What is expected >> What number of lines hold the word "gives"? State that number and nothing besides.

+++

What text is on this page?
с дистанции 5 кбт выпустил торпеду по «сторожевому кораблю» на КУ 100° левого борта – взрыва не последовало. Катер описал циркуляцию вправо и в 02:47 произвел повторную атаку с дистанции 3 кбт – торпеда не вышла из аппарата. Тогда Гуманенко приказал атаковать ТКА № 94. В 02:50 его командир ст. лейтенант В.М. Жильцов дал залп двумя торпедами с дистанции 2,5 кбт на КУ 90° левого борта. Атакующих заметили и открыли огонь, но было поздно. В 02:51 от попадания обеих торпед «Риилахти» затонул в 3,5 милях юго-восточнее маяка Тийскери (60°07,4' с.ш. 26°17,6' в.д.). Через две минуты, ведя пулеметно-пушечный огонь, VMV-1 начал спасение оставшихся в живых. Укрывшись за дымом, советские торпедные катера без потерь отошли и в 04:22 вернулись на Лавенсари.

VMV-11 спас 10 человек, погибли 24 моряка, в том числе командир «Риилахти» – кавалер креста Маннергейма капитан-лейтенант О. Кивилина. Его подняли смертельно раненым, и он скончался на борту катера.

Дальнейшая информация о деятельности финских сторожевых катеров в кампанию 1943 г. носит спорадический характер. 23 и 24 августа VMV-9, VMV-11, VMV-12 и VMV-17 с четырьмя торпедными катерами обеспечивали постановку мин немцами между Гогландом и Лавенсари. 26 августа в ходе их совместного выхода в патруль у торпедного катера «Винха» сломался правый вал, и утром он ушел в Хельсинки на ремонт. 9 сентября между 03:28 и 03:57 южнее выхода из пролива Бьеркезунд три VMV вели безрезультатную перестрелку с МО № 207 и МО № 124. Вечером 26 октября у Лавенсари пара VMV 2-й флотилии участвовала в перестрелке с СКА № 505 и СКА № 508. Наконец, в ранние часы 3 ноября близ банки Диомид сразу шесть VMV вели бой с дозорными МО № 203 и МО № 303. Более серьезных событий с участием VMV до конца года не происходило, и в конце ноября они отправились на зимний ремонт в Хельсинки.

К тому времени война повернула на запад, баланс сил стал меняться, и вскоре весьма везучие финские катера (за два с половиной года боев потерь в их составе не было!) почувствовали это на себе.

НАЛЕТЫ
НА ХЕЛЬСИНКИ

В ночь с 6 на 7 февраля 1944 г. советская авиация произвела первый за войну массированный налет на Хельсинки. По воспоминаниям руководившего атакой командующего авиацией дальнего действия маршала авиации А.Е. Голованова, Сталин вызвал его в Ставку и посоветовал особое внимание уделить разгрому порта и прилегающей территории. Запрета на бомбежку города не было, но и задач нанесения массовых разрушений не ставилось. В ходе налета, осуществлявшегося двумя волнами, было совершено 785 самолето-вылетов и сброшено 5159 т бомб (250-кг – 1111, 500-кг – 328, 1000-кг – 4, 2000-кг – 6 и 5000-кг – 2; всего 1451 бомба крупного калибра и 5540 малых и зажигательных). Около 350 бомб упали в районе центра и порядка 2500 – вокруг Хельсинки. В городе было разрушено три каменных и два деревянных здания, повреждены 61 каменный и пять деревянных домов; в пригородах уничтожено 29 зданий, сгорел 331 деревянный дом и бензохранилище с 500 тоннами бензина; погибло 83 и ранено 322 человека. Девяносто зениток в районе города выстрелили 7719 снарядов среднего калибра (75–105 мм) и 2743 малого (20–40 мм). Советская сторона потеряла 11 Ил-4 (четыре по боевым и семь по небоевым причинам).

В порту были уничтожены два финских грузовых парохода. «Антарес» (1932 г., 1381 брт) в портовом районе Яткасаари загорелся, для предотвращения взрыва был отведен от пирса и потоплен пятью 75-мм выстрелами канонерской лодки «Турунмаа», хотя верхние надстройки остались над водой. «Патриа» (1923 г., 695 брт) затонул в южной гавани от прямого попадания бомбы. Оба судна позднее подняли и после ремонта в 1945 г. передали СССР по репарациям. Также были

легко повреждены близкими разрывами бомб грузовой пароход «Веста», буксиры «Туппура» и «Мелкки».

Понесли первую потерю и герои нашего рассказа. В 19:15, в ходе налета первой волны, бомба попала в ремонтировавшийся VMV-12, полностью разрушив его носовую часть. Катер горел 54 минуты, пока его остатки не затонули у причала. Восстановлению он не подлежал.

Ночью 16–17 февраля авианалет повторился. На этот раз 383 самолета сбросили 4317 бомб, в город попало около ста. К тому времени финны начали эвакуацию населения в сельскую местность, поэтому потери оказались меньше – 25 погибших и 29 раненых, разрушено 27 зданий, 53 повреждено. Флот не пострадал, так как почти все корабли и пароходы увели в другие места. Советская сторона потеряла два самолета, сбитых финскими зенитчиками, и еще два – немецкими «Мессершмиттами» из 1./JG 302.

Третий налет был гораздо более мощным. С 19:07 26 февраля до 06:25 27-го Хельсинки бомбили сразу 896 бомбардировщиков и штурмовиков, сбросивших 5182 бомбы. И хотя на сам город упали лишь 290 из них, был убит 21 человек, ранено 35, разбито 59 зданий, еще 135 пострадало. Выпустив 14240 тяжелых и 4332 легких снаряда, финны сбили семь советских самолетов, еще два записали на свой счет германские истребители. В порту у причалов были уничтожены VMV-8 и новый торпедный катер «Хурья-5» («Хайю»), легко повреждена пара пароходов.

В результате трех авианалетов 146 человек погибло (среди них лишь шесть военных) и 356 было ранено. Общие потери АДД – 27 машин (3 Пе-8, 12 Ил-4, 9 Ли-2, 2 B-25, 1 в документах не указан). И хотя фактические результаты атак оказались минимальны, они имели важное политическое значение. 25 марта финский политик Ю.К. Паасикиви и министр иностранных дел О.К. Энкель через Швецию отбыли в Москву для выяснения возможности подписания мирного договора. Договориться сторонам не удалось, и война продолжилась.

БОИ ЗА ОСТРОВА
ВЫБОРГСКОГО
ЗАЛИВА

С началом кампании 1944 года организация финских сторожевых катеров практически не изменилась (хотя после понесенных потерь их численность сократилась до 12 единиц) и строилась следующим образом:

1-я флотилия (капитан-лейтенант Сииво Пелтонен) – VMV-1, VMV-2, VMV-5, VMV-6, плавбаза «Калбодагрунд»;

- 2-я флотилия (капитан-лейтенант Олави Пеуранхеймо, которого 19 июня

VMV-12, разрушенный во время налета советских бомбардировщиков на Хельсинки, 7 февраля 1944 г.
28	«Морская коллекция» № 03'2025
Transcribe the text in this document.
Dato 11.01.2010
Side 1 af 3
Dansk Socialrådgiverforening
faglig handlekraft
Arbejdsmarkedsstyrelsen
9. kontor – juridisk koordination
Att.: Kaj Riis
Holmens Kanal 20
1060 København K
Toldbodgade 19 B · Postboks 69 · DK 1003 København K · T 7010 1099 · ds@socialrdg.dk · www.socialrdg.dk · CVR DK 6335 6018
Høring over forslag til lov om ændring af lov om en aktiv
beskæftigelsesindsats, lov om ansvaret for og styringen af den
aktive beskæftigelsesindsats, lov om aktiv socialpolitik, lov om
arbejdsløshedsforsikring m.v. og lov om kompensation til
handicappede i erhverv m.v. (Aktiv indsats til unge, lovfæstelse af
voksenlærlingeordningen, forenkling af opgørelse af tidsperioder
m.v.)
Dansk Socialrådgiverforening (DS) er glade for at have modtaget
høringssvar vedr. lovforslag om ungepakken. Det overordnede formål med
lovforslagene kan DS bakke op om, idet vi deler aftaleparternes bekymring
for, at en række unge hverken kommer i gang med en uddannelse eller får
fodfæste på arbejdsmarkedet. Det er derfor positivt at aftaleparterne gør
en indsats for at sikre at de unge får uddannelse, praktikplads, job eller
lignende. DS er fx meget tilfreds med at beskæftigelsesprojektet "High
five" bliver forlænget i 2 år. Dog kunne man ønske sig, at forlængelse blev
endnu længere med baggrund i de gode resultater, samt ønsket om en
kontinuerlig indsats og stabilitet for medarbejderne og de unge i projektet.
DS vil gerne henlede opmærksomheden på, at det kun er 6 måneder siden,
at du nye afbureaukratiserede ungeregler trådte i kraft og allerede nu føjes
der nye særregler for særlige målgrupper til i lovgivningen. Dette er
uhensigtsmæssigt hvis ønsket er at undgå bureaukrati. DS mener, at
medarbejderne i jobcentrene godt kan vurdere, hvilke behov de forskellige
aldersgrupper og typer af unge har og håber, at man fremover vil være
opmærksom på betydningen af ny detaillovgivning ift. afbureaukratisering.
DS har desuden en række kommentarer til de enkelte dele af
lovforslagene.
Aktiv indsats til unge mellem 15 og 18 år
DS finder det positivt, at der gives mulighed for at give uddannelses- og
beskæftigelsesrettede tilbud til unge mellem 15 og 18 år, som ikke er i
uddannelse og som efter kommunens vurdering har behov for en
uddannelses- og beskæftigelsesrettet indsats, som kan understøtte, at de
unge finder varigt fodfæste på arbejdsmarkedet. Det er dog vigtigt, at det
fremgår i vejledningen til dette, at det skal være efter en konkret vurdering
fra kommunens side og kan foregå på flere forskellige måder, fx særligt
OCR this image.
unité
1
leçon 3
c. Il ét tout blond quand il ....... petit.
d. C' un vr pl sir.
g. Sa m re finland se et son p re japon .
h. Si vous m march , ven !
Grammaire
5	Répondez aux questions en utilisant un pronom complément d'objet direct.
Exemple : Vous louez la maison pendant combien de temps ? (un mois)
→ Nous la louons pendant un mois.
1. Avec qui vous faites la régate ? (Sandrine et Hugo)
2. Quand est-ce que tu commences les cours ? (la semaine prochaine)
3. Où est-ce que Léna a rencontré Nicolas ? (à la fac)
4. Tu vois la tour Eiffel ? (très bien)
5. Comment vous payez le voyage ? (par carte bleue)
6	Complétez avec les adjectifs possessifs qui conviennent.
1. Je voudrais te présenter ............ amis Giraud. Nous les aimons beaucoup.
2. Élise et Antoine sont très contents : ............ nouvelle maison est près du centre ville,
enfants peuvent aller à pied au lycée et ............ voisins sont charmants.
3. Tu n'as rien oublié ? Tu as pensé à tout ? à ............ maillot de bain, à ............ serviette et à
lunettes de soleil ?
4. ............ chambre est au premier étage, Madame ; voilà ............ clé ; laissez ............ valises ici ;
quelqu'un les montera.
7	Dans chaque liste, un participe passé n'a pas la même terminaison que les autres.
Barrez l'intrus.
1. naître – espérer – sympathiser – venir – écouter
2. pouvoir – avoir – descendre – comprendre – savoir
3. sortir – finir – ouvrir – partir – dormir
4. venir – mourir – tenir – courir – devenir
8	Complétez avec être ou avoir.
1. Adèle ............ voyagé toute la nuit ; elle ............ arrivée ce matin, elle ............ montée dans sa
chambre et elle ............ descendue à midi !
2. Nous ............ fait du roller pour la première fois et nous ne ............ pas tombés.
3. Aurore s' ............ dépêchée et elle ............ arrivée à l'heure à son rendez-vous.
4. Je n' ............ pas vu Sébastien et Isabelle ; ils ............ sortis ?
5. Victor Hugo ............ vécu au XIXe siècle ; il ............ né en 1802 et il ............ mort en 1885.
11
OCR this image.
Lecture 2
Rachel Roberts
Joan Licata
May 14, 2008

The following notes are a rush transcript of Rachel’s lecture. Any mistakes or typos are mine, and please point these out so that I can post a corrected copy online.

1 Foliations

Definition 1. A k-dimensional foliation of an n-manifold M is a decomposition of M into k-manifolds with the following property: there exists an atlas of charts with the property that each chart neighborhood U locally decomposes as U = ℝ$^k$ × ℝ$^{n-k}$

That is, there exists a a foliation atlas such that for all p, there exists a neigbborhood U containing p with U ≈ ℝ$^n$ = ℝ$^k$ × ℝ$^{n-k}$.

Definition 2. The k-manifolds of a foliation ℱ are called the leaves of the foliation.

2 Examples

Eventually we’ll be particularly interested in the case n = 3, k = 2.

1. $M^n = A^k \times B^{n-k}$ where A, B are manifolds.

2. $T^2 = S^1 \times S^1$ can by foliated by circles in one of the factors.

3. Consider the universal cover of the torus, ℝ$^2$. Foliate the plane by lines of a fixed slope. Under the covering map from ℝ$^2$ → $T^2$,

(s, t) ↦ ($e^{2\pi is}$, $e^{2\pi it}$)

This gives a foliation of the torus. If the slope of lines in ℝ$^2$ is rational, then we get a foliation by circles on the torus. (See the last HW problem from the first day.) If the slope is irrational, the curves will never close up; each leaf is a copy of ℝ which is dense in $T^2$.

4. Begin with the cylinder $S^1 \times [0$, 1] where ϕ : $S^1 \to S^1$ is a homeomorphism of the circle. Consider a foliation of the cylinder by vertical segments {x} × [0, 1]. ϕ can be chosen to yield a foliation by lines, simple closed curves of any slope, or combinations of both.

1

+++

Answer to this exercise >> 2